• Description of the task: What lines of the data include the string "tradução"? Copy them all.

• Information given:

BEGIN

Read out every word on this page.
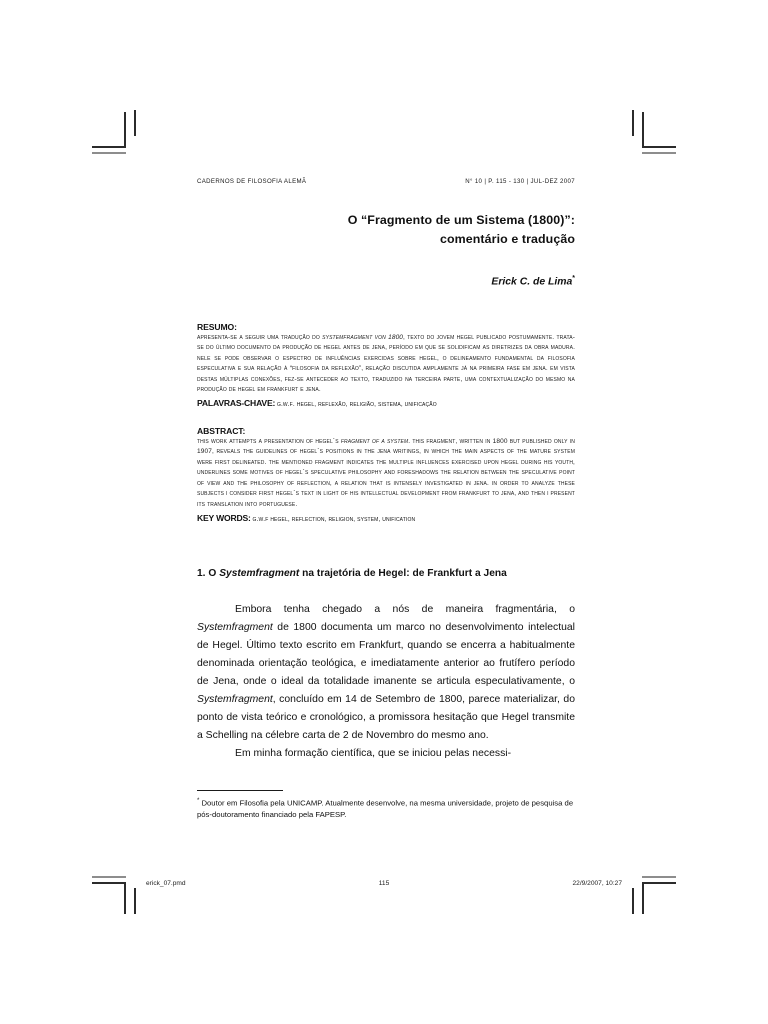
CADERNOS DE FILOSOFIA ALEMÃ	N° 10 | P. 115 - 130 | JUL-DEZ 2007
O “Fragmento de um Sistema (1800)”:
comentário e tradução
Erick C. de Lima*
RESUMO:
apresenta-se a seguir uma tradução do systemfragment von 1800, texto do jovem hegel publicado postumamente. trata-se do último documento da produção de hegel antes de jena, período em que se solidificam as diretrizes da obra madura. nele se pode observar o espectro de influências exercidas sobre hegel, o delineamento fundamental da filosofia especulativa e sua relação à “filosofia da reflexão”, relação discutida amplamente já na primeira fase em jena. em vista destas múltiplas conexões, fez-se anteceder ao texto, traduzido na terceira parte, uma contextualização do mesmo na produção de hegel em frankfurt e jena.
PALAVRAS-CHAVE: g.w.f. hegel, reflexão, religião, sistema, unificação
ABSTRACT:
this work attempts a presentation of hegel´s fragment of a system. this fragment, written in 1800 but published only in 1907, reveals the guidelines of hegel´s positions in the jena writings, in which the main aspects of the mature system were first delineated. the mentioned fragment indicates the multiple influences exercised upon hegel during his youth, underlines some motives of hegel´s speculative philosophy and foreshadows the relation between the speculative point of view and the philosophy of reflection, a relation that is intensely investigated in jena. in order to analyze these subjects i consider first hegel´s text in light of his intellectual development from frankfurt to jena, and then i present its translation into portuguese.
KEY WORDS: g.w.f hegel, reflection, religion, system, unification
1. O Systemfragment na trajetória de Hegel: de Frankfurt a Jena

Embora tenha chegado a nós de maneira fragmentária, o Systemfragment de 1800 documenta um marco no desenvolvimento intelectual de Hegel. Último texto escrito em Frankfurt, quando se encerra a habitualmente denominada orientação teológica, e imediatamente anterior ao frutífero período de Jena, onde o ideal da totalidade imanente se articula especulativamente, o Systemfragment, concluído em 14 de Setembro de 1800, parece materializar, do ponto de vista teórico e cronológico, a promissora hesitação que Hegel transmite a Schelling na célebre carta de 2 de Novembro do mesmo ano.

Em minha formação científica, que se iniciou pelas necessi-

* Doutor em Filosofia pela UNICAMP. Atualmente desenvolve, na mesma universidade, projeto de pesquisa de pós-doutoramento financiado pela FAPESP.
erick_07.pmd	115	22/9/2007, 10:27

END

• Expected answer:
comentário e tradução
apresenta-se a seguir uma tradução do systemfragment von 1800, texto do jovem hegel publicado postumamente. trata-se do último documento da produção de hegel antes de jena, período em que se solidificam as diretrizes da obra madura. nele se pode observar o espectro de influências exercidas sobre hegel, o delineamento fundamental da filosofia especulativa e sua relação à “filosofia da reflexão”, relação discutida amplamente já na primeira fase em jena. em vista destas múltiplas conexões, fez-se anteceder ao texto, traduzido na terceira parte, uma contextualização do mesmo na produção de hegel em frankfurt e jena.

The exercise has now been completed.